▸ **Record excerpts**
^^^^^^^^
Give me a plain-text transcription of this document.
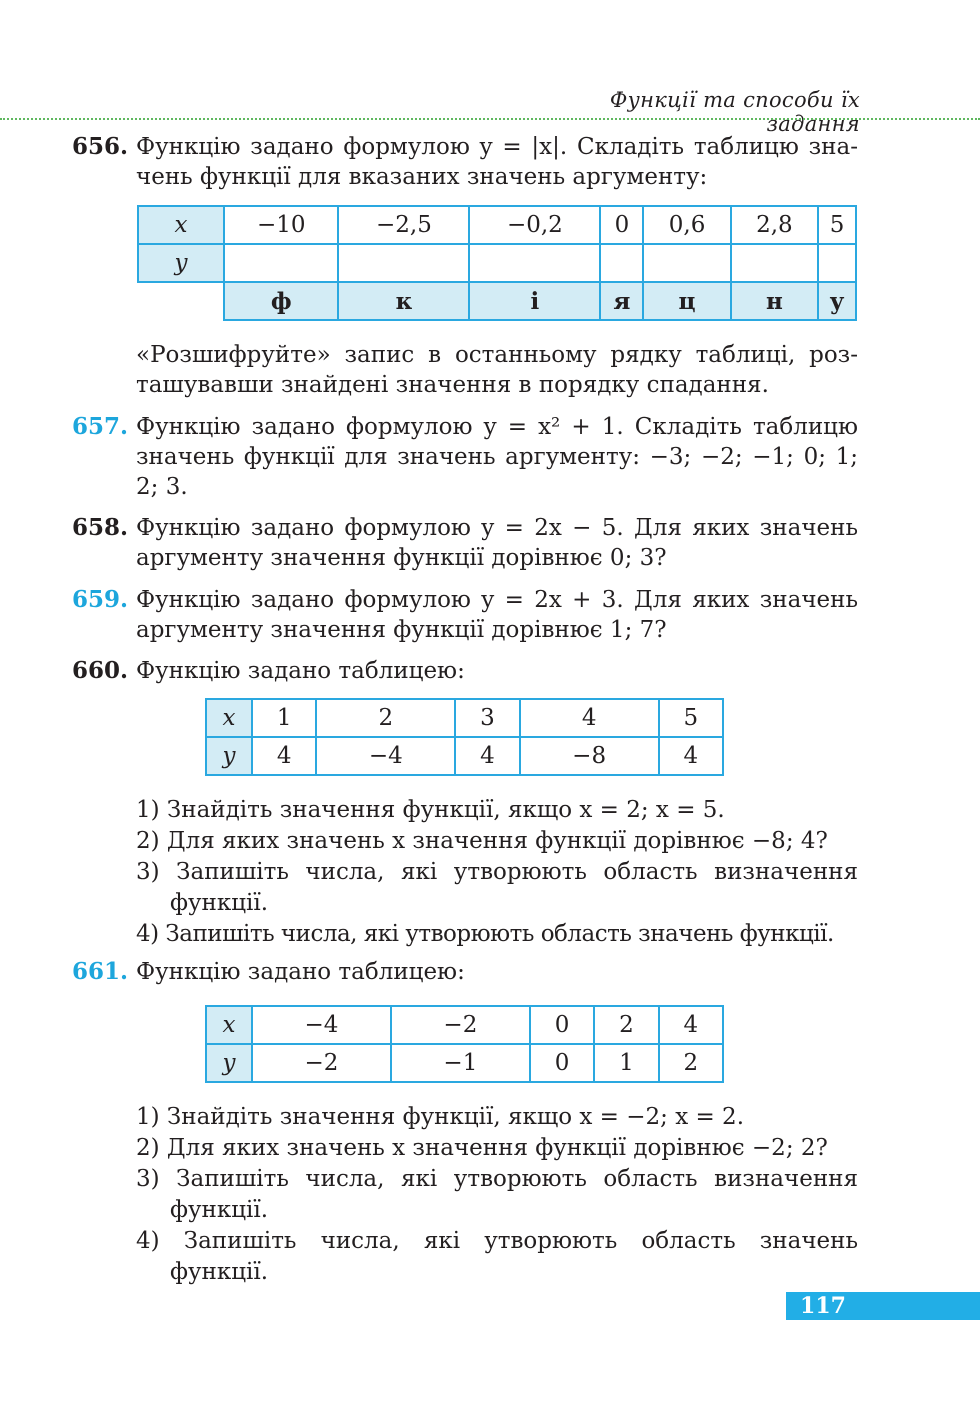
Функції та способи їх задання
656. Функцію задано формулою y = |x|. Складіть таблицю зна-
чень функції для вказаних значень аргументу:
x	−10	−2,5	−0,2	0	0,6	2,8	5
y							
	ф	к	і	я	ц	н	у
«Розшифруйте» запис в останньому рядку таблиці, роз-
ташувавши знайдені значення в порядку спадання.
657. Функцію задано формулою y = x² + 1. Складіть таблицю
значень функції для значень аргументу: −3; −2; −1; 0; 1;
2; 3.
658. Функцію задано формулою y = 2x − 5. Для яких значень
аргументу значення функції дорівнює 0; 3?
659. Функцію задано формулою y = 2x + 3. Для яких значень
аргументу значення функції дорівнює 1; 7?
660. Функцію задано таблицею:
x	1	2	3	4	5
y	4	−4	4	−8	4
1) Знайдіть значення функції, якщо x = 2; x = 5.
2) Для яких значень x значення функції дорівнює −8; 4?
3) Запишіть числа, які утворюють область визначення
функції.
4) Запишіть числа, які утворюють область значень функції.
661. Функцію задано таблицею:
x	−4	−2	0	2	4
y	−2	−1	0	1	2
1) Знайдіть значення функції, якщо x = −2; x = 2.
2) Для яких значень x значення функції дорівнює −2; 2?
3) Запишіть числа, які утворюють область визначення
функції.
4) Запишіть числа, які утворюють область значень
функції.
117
^^^^^^^^
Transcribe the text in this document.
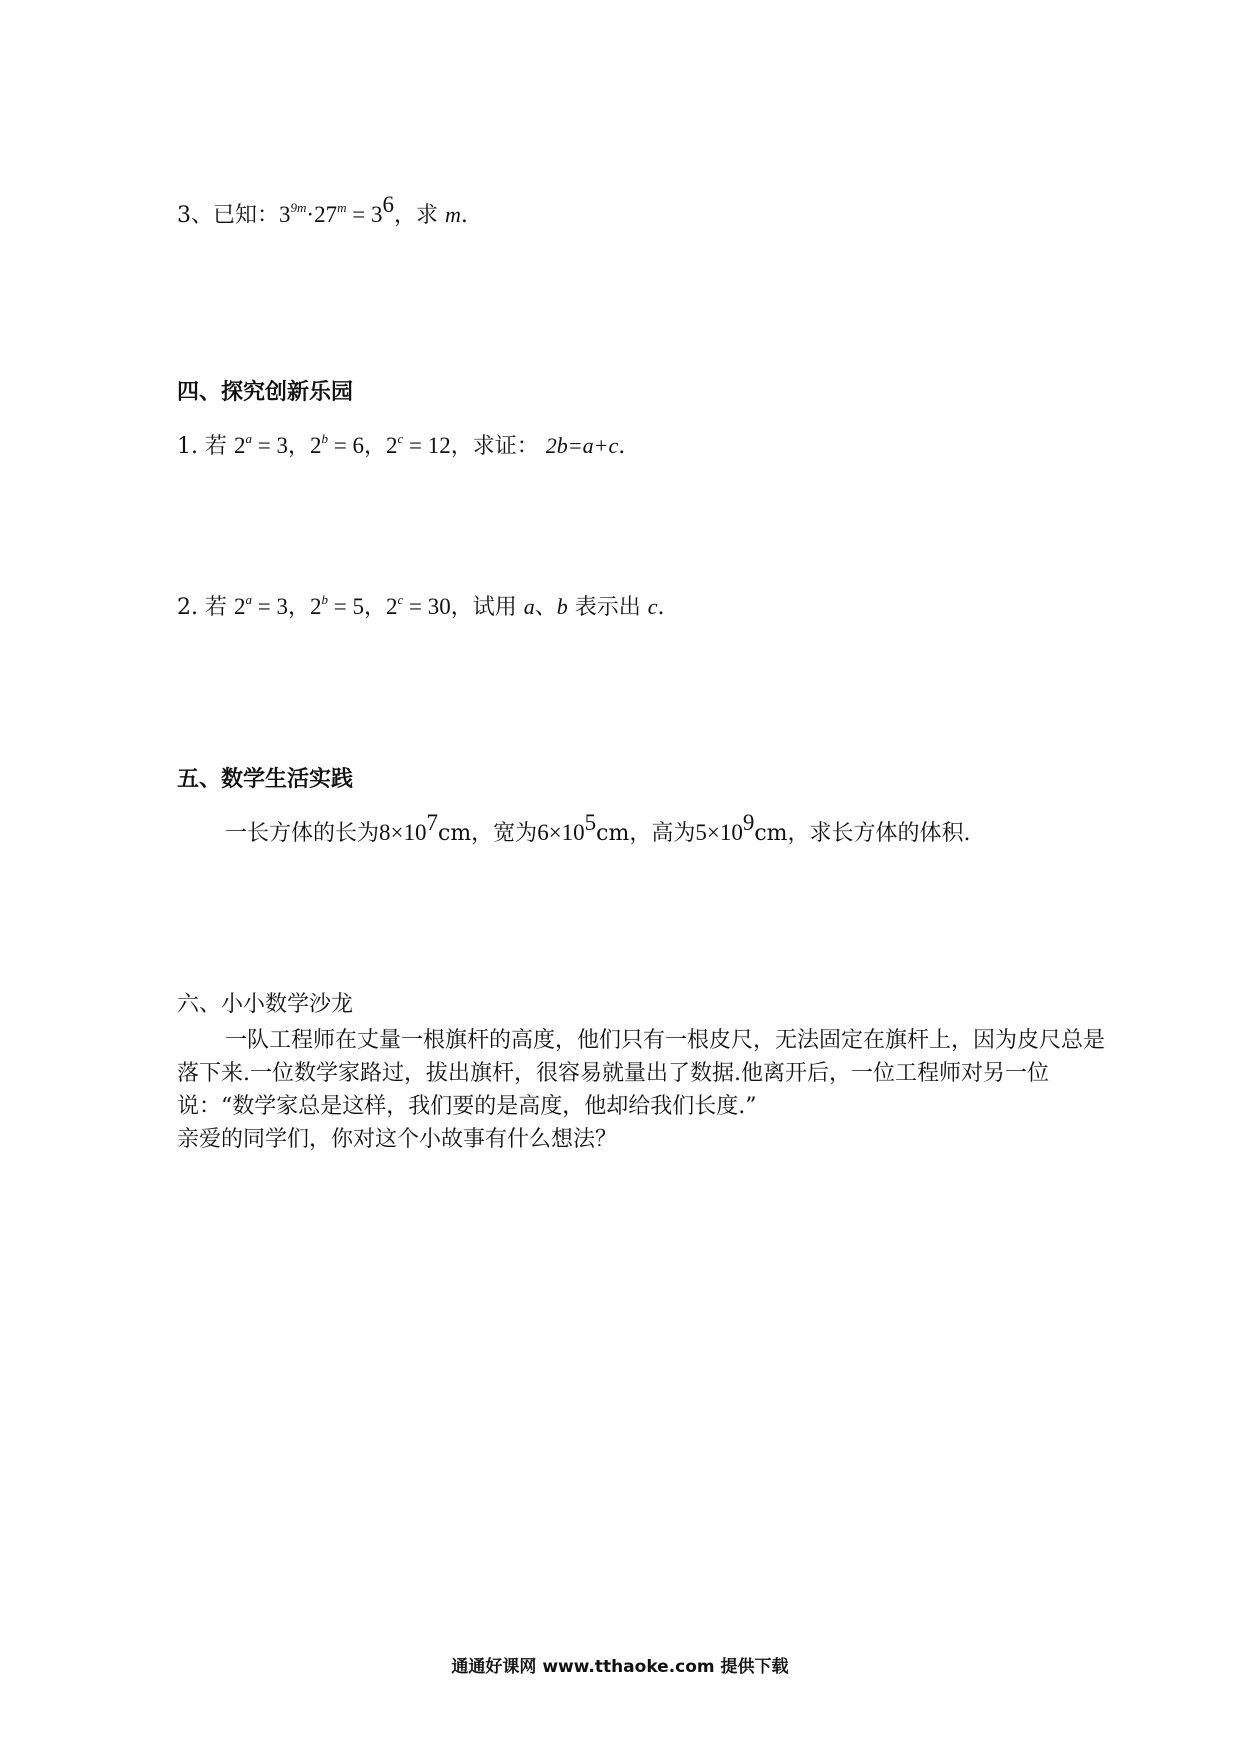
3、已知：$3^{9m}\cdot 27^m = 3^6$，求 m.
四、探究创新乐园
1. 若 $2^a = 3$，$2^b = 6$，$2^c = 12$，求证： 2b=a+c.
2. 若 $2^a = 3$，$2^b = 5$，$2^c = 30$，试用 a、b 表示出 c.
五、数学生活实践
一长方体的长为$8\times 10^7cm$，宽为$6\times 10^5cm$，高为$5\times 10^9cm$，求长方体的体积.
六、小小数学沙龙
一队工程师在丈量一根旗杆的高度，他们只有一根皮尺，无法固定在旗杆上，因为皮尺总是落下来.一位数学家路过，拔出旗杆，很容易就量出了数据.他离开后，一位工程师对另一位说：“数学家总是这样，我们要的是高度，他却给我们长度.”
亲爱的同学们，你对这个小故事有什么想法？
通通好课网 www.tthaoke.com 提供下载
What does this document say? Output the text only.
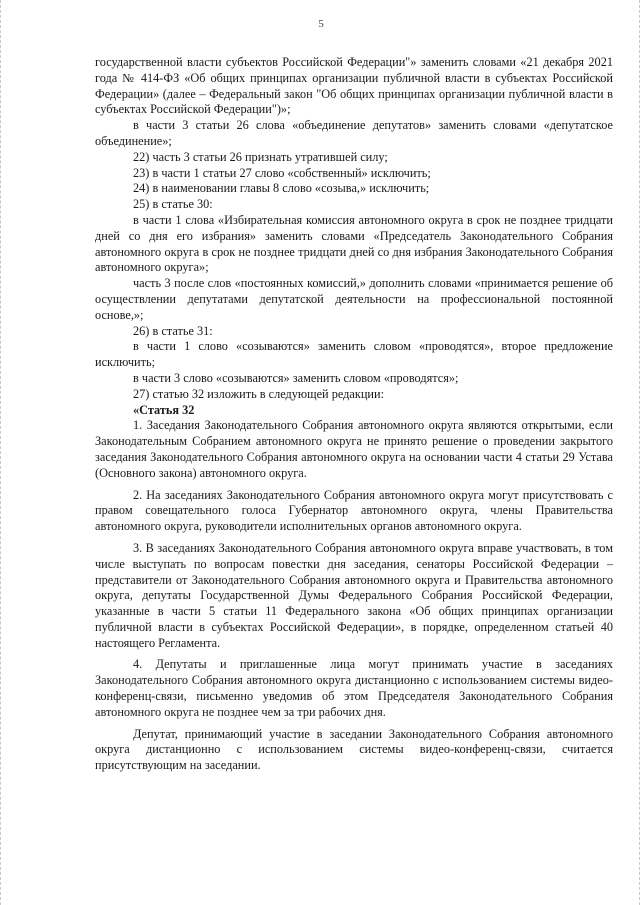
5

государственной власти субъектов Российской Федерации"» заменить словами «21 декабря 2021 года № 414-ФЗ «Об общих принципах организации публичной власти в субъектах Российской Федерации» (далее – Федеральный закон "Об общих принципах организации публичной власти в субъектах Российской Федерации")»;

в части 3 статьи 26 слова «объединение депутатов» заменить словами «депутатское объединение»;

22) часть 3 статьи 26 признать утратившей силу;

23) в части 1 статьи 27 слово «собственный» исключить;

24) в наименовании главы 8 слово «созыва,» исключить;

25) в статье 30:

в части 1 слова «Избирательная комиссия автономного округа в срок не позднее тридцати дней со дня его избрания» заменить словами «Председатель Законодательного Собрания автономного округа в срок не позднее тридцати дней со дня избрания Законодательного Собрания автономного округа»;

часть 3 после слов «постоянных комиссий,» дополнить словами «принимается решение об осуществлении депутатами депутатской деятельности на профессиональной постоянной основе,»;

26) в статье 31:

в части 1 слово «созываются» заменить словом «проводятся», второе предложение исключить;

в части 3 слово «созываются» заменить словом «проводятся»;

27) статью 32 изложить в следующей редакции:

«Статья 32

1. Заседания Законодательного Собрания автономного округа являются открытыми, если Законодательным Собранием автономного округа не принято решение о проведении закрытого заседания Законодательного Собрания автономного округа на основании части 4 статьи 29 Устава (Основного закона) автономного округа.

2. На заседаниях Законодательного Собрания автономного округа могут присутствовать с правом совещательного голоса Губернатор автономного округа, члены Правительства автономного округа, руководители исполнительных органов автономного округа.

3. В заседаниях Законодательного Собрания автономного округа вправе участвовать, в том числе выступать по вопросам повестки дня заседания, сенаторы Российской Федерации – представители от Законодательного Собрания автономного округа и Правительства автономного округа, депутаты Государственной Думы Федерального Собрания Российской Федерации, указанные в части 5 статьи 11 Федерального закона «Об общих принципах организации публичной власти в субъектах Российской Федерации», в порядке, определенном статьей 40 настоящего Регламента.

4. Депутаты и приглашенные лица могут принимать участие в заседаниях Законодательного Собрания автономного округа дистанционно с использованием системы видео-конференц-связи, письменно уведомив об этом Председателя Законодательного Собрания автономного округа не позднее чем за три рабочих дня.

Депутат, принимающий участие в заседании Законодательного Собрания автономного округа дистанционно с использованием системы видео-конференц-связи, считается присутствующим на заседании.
^^^^^^^^
▸ **Task prompt**
Copy each line of the listing that contains the string "значень".

▸ **Answer to the task**
чень функції для вказаних значень аргументу:
значень функції для значень аргументу: −3; −2; −1; 0; 1;
658. Функцію задано формулою y = 2x − 5. Для яких значень
659. Функцію задано формулою y = 2x + 3. Для яких значень
2) Для яких значень x значення функції дорівнює −8; 4?
4) Запишіть числа, які утворюють область значень функції.
2) Для яких значень x значення функції дорівнює −2; 2?
4) Запишіть числа, які утворюють область значень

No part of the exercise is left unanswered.